#### To do:
Leave out the pictures and repeat every record exactly.

#### Entries supplied:

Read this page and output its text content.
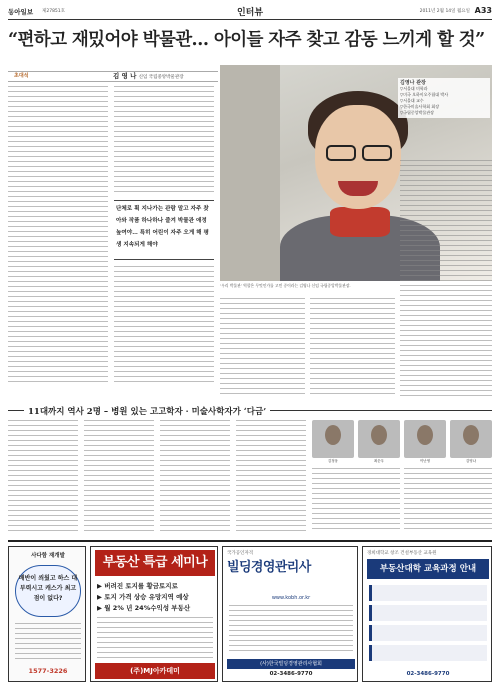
동아일보 제27851호	인터뷰	2011년 2월 14일 월요일 A33
“편하고 재밌어야 박물관… 아이들 자주 찾고 감동 느끼게 할 것”
초대석	김 영 나 신임 국립중앙박물관장
단체로 휙 지나가는 관람 말고 자주 찾아와 작품 하나하나 즐겨 박물관 애정 높여야… 특히 어린이 자주 오게 해 평생 지속되게 해야
김영나 관장
▽서울대 미학과
▽미국 오하이오주립대 박사
▽서울대 교수
▽한국미술사학회 회장
▽국립중앙박물관장
‘우리 박물관’ 역할은 무엇인가를 고민 중이라는 김영나 신임 국립중앙박물관장.
11대까지 역사 2명 – 병원 있는 고고학자 · 미술사학자가 ‘다금’
김정웅	최순우	이난영	김영나
사다함 재개발
배반이 씌웠고 하스 대부력시고 캐스가 최고 점이 없다?
1577-3226
부동산 특급 세미나
▶ 버려진 토지를 황금토지로
▶ 토지 가격 상승 유망지역 예상
▶ 월 2% 년 24%수익성 부동산
(주)MJ아카데미
국가공인자격
빌딩경영관리사
www.kobh.or.kr
(사)한국빌딩경영관리사협회
02-3486-9770
경희대학교 창조 건설부동산 교육원
부동산대학 교육과정 안내
02-3486-9770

#### Final result:
Read this page and output its text content.
동아일보 제27851호	인터뷰	2011년 2월 14일 월요일 A33
“편하고 재밌어야 박물관… 아이들 자주 찾고 감동 느끼게 할 것”
초대석	김 영 나 신임 국립중앙박물관장
단체로 휙 지나가는 관람 말고 자주 찾아와 작품 하나하나 즐겨 박물관 애정 높여야… 특히 어린이 자주 오게 해 평생 지속되게 해야
김영나 관장
▽서울대 미학과
▽미국 오하이오주립대 박사
▽서울대 교수
▽한국미술사학회 회장
▽국립중앙박물관장
‘우리 박물관’ 역할은 무엇인가를 고민 중이라는 김영나 신임 국립중앙박물관장.
11대까지 역사 2명 – 병원 있는 고고학자 · 미술사학자가 ‘다금’
김정웅	최순우	이난영	김영나
사다함 재개발
배반이 씌웠고 하스 대부력시고 캐스가 최고 점이 없다?
1577-3226
부동산 특급 세미나
▶ 버려진 토지를 황금토지로
▶ 토지 가격 상승 유망지역 예상
▶ 월 2% 년 24%수익성 부동산
(주)MJ아카데미
국가공인자격
빌딩경영관리사
www.kobh.or.kr
(사)한국빌딩경영관리사협회
02-3486-9770
경희대학교 창조 건설부동산 교육원
부동산대학 교육과정 안내
02-3486-9770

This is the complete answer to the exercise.